PROBLEM DETAILS - Pull out every line with the word "Control".

━━ INPUT FOR THIS TASK

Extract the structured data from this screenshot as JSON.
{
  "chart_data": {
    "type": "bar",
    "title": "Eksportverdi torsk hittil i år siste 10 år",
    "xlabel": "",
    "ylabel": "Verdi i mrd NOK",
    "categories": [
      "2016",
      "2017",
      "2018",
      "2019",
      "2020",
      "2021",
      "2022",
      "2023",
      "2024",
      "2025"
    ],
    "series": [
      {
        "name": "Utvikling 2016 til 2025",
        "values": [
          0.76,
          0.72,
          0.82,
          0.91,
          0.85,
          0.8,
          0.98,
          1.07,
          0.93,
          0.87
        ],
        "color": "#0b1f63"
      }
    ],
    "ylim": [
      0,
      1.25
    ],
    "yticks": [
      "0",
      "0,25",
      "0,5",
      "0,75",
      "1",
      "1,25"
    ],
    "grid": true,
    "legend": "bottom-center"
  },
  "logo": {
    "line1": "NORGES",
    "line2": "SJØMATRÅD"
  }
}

━━━━
━━ INPUT FOR THIS TASK

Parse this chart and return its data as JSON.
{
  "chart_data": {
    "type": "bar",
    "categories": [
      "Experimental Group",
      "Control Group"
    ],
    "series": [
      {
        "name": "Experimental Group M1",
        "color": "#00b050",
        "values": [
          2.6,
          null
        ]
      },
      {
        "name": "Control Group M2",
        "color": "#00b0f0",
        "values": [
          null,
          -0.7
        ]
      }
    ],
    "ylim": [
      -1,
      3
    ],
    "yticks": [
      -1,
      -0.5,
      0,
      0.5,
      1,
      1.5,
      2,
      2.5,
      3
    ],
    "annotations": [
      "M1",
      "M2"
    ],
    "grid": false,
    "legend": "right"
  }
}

━━━━

ANSWER TO THE PROBLEM -
      "Control Group"
        "name": "Control Group M2",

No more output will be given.